Your instructions
Pick every line from the data that holds the word "velocity".

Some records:
# # # # #
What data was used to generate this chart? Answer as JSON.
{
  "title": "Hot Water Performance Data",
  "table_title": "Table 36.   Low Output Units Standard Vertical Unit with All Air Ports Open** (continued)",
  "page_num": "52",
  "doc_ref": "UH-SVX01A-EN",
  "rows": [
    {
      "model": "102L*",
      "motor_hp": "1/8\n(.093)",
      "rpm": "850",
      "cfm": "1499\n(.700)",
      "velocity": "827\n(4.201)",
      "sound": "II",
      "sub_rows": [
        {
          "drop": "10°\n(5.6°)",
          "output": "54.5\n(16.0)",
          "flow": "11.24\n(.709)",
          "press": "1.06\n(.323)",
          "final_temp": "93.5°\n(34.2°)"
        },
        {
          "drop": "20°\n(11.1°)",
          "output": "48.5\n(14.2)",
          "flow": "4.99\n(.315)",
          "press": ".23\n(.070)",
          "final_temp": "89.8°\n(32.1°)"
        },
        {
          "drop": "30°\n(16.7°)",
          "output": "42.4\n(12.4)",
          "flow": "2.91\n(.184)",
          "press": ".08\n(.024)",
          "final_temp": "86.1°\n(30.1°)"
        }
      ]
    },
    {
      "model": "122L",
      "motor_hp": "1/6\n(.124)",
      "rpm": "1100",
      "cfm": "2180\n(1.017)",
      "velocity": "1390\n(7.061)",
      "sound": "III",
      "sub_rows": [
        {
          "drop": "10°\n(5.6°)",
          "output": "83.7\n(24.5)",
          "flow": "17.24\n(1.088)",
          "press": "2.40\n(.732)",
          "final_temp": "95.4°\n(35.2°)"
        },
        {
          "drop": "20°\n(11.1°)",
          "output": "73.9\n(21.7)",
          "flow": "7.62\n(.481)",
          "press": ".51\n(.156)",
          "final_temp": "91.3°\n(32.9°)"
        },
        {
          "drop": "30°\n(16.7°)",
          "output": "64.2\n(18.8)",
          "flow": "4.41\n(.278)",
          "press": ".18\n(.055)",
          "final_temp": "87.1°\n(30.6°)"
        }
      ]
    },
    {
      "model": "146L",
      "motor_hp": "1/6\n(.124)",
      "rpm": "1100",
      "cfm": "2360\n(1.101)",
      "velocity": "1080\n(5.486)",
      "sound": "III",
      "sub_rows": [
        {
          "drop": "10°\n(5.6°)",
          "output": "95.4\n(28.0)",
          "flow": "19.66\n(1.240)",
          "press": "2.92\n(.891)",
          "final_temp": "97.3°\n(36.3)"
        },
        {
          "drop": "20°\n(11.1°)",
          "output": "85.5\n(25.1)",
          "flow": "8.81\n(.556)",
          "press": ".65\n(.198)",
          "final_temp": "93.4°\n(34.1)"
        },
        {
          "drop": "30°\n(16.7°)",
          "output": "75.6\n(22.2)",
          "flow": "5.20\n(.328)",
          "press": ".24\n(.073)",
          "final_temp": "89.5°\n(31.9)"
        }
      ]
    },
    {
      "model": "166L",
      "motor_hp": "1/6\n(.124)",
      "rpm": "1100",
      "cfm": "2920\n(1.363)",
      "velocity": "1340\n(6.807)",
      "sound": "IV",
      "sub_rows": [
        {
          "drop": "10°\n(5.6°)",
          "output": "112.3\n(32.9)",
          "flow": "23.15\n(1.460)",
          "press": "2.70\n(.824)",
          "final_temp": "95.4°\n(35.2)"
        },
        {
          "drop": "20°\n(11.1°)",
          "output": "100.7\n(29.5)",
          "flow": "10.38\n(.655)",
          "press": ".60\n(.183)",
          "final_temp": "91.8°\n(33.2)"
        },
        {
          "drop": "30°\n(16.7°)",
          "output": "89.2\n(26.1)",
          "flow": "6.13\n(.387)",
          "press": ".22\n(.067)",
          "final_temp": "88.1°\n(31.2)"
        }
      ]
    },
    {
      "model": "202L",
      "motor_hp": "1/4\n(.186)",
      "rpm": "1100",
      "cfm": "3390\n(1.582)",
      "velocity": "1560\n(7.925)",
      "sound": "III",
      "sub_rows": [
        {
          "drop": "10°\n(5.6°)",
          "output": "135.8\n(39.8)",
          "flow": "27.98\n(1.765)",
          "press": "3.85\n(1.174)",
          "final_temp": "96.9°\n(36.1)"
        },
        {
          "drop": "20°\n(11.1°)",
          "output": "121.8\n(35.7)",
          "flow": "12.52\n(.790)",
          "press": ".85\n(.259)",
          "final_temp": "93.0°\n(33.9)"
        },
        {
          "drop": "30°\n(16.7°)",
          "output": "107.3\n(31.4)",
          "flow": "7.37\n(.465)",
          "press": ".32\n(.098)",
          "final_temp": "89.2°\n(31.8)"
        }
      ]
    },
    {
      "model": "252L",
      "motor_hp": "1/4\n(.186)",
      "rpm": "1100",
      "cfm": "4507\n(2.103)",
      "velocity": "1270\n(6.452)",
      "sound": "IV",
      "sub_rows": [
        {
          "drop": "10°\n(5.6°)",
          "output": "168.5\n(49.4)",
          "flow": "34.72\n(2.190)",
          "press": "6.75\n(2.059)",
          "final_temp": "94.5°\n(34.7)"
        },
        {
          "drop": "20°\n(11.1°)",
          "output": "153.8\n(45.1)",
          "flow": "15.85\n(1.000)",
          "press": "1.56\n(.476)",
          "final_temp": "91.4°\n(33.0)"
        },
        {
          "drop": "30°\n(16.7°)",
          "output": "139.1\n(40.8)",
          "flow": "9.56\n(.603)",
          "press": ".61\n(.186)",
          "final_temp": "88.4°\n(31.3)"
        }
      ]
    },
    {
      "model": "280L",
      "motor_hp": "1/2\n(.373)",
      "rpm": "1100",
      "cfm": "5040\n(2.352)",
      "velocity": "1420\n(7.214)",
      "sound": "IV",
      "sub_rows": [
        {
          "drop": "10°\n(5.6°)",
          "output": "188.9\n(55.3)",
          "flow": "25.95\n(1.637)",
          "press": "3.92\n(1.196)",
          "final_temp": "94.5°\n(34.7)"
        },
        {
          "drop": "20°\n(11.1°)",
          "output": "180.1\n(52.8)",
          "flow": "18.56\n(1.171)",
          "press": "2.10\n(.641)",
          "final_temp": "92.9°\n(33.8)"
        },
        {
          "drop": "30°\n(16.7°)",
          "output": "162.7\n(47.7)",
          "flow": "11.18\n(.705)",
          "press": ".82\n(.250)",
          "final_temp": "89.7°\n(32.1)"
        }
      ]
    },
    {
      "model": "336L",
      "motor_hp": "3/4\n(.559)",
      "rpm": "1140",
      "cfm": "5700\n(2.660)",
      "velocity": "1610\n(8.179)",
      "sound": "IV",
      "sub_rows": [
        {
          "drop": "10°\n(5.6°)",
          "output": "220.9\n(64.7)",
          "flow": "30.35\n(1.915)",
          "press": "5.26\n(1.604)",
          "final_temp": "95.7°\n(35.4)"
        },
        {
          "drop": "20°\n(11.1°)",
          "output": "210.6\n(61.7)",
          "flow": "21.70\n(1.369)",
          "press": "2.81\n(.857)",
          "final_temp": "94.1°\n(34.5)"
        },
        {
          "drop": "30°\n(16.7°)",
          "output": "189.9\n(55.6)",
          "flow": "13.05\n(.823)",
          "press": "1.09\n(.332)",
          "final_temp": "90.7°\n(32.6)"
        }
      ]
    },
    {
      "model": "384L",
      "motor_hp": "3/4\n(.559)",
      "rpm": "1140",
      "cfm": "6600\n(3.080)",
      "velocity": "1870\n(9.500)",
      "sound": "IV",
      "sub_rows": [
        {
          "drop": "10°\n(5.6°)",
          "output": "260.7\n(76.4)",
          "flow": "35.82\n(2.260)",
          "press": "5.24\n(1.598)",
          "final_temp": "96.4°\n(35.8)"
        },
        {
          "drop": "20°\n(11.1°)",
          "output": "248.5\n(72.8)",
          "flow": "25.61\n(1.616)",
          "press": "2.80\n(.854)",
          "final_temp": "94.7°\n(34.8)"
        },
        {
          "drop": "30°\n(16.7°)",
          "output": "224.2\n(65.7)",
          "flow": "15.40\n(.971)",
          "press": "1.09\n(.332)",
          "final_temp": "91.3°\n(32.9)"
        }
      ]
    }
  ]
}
# # # # #
The completed task
      "velocity": "827\n(4.201)",
      "velocity": "1390\n(7.061)",
      "velocity": "1080\n(5.486)",
      "velocity": "1340\n(6.807)",
      "velocity": "1560\n(7.925)",
      "velocity": "1270\n(6.452)",
      "velocity": "1420\n(7.214)",
      "velocity": "1610\n(8.179)",
      "velocity": "1870\n(9.500)",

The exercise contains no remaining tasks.